(Stored records)
• • • • •
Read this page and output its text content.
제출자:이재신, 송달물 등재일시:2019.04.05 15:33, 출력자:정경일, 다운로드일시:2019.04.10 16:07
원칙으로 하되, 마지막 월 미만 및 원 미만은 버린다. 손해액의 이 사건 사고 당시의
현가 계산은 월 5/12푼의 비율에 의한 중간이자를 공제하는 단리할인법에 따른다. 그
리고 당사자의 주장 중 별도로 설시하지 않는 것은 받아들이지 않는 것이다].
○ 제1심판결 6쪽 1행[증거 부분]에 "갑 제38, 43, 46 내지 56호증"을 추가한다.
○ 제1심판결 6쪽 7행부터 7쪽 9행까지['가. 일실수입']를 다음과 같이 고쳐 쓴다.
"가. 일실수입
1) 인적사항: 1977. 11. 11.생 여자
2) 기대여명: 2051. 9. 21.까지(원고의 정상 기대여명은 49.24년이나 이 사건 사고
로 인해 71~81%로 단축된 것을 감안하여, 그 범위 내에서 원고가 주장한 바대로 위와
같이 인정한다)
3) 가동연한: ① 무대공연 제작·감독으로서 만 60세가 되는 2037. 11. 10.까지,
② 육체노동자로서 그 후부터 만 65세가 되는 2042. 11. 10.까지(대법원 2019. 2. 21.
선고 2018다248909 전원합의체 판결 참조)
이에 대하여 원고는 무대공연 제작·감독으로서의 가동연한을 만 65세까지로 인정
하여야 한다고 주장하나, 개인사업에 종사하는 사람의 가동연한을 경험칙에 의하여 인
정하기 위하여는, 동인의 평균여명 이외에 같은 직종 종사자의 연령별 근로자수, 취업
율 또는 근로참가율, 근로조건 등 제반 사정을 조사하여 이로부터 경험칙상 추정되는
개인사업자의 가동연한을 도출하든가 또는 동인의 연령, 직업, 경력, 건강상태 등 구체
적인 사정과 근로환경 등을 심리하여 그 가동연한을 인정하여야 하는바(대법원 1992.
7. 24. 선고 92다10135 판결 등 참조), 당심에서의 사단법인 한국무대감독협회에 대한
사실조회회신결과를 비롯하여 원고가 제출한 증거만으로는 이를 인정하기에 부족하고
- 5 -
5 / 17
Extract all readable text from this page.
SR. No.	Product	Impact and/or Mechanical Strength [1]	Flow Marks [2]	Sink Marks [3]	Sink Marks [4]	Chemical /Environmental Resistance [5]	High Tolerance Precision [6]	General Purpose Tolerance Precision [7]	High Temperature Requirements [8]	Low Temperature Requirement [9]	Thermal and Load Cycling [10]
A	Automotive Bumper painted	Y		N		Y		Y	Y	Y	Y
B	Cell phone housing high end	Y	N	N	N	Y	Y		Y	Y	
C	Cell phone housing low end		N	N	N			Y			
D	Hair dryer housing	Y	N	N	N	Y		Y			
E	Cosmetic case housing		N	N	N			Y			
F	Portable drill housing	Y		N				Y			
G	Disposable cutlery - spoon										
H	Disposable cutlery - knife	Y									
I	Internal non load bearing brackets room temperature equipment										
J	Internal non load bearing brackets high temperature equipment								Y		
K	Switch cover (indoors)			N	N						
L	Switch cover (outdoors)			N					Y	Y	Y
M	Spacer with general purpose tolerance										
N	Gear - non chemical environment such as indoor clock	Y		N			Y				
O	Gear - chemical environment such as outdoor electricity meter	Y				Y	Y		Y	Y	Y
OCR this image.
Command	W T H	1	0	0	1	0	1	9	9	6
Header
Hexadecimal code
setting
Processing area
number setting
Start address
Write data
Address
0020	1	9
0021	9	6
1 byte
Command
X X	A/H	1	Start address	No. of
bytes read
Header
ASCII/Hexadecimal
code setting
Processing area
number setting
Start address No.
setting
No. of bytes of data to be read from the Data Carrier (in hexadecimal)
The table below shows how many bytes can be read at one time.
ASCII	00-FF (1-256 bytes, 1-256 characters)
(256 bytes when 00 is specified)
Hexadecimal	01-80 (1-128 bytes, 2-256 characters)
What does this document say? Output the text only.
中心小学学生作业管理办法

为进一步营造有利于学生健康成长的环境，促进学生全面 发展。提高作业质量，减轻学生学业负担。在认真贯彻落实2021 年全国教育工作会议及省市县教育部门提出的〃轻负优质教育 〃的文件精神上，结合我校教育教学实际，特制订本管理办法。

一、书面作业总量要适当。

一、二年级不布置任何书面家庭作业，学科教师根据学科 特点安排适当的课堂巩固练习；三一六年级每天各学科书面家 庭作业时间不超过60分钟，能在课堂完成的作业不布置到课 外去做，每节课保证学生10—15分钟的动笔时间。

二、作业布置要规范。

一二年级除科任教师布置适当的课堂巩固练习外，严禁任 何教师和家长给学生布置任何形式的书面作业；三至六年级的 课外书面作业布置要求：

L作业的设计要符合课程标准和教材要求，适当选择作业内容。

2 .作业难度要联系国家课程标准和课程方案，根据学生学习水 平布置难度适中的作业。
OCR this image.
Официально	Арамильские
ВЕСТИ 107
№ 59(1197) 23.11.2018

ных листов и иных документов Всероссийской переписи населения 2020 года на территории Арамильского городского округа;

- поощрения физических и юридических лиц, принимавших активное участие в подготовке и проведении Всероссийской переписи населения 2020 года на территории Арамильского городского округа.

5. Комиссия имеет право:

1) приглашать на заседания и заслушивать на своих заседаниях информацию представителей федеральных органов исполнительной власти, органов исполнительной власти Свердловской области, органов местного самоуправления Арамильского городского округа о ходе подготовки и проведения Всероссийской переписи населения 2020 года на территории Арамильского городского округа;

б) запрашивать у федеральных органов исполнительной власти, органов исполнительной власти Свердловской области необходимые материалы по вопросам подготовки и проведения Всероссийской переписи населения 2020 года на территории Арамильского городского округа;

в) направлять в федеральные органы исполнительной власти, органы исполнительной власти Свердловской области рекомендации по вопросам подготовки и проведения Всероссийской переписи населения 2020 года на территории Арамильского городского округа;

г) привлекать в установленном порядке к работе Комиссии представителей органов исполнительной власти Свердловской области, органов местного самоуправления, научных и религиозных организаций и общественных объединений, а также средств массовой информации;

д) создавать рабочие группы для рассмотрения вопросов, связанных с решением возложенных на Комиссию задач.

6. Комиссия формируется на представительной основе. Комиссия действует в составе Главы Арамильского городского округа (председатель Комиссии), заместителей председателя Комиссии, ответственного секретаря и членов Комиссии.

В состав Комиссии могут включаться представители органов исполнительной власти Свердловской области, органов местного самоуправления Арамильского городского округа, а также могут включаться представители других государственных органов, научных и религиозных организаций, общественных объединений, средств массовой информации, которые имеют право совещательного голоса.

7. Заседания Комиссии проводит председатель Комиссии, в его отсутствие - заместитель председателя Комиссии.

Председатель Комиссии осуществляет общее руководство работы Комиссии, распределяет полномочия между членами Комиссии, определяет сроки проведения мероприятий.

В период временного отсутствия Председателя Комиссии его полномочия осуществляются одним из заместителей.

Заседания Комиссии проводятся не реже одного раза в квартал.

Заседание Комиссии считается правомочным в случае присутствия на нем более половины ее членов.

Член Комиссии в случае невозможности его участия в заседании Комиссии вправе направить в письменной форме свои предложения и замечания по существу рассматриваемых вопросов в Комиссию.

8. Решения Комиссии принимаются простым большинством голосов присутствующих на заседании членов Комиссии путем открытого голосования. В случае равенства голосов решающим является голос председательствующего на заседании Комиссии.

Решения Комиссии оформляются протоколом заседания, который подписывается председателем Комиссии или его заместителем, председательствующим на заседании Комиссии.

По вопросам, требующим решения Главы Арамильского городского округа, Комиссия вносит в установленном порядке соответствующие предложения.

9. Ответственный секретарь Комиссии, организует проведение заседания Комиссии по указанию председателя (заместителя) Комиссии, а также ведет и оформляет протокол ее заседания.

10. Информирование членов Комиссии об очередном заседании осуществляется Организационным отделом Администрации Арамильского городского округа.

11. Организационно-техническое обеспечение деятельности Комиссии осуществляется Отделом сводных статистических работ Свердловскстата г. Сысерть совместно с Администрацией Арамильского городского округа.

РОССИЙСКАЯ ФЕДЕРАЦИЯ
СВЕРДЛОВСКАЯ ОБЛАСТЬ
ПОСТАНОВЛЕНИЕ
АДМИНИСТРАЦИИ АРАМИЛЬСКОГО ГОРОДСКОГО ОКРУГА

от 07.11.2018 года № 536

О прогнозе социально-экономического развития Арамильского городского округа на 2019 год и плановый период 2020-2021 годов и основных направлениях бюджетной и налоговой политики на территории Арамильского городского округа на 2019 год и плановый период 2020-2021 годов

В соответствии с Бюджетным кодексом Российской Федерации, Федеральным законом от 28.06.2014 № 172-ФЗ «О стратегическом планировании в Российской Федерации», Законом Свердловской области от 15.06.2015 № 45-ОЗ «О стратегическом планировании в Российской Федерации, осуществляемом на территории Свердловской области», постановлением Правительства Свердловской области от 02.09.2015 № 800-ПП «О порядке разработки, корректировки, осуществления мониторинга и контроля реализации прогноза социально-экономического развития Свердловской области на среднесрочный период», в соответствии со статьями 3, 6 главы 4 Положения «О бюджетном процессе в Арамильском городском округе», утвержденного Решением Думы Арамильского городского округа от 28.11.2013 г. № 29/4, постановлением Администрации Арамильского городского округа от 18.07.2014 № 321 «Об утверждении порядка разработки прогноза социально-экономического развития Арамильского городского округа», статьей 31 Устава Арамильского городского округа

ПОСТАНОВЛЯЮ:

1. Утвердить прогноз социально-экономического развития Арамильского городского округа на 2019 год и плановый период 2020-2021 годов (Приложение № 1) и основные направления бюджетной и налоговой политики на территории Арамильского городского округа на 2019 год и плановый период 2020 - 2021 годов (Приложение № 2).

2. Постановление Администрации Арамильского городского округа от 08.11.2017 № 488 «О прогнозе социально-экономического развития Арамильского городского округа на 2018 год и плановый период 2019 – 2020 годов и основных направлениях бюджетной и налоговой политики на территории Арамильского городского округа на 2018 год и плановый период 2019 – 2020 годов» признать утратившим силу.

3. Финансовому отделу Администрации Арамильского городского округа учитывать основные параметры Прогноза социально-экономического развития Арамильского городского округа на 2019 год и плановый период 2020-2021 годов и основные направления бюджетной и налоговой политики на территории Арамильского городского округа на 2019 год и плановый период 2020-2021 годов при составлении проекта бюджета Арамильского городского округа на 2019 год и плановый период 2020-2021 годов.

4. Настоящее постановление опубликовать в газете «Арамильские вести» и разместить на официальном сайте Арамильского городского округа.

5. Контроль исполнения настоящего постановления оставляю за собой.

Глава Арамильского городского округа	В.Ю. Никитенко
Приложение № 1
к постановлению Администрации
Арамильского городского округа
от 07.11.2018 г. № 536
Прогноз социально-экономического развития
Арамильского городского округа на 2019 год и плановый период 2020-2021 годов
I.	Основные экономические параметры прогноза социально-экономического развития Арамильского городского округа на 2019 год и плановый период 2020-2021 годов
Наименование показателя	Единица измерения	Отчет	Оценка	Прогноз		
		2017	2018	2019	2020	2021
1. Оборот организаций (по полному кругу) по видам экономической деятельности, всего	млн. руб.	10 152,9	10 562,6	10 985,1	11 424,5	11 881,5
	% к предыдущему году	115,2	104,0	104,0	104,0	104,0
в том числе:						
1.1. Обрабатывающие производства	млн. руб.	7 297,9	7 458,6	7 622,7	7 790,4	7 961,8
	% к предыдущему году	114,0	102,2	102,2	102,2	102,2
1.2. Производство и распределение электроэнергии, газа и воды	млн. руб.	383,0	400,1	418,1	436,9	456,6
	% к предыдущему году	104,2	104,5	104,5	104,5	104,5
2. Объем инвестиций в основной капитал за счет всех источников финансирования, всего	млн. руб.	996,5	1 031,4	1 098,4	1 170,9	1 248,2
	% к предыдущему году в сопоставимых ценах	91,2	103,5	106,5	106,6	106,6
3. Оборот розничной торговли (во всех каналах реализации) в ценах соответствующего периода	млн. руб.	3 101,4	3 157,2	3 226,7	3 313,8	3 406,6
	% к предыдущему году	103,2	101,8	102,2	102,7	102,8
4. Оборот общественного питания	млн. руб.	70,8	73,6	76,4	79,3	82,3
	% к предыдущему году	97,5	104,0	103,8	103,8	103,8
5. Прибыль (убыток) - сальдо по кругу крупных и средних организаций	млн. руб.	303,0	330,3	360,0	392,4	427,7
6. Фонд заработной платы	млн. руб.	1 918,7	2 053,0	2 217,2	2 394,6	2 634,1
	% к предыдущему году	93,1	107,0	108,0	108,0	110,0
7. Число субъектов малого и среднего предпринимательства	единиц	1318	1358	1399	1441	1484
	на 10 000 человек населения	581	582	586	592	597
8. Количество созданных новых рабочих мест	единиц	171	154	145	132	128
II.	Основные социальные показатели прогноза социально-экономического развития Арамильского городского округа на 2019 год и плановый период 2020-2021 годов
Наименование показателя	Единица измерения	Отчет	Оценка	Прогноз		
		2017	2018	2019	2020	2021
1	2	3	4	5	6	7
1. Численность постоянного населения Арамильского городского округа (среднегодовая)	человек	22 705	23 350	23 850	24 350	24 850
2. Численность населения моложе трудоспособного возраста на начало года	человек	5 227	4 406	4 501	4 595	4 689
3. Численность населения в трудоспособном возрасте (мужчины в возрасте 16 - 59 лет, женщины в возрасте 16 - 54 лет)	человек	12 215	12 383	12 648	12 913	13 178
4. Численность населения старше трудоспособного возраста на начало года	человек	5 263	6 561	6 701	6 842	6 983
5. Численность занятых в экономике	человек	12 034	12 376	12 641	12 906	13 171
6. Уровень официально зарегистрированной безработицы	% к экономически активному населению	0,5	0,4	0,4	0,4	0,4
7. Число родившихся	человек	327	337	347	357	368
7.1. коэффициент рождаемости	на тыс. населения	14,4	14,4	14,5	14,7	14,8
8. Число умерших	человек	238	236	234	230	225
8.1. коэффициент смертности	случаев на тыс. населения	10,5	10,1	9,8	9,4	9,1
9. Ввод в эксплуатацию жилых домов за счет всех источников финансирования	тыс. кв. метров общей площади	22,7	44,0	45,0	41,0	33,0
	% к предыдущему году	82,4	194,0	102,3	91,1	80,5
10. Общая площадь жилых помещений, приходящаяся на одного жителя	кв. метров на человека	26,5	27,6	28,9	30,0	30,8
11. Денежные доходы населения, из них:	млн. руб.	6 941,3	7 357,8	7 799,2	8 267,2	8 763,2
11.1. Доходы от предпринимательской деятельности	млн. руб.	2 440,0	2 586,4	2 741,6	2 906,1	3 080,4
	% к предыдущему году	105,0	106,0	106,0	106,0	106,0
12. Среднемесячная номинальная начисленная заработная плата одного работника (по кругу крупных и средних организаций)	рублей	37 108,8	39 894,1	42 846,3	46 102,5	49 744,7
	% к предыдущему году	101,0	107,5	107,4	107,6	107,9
• • • • •
**What you have to do**. In the entries above, find every line holding the word "가동연한을" and copy it out.

**Output for this task**.
이에 대하여 원고는 무대공연 제작·감독으로서의 가동연한을 만 65세까지로 인정
하여야 한다고 주장하나, 개인사업에 종사하는 사람의 가동연한을 경험칙에 의하여 인
개인사업자의 가동연한을 도출하든가 또는 동인의 연령, 직업, 경력, 건강상태 등 구체
적인 사정과 근로환경 등을 심리하여 그 가동연한을 인정하여야 하는바(대법원 1992.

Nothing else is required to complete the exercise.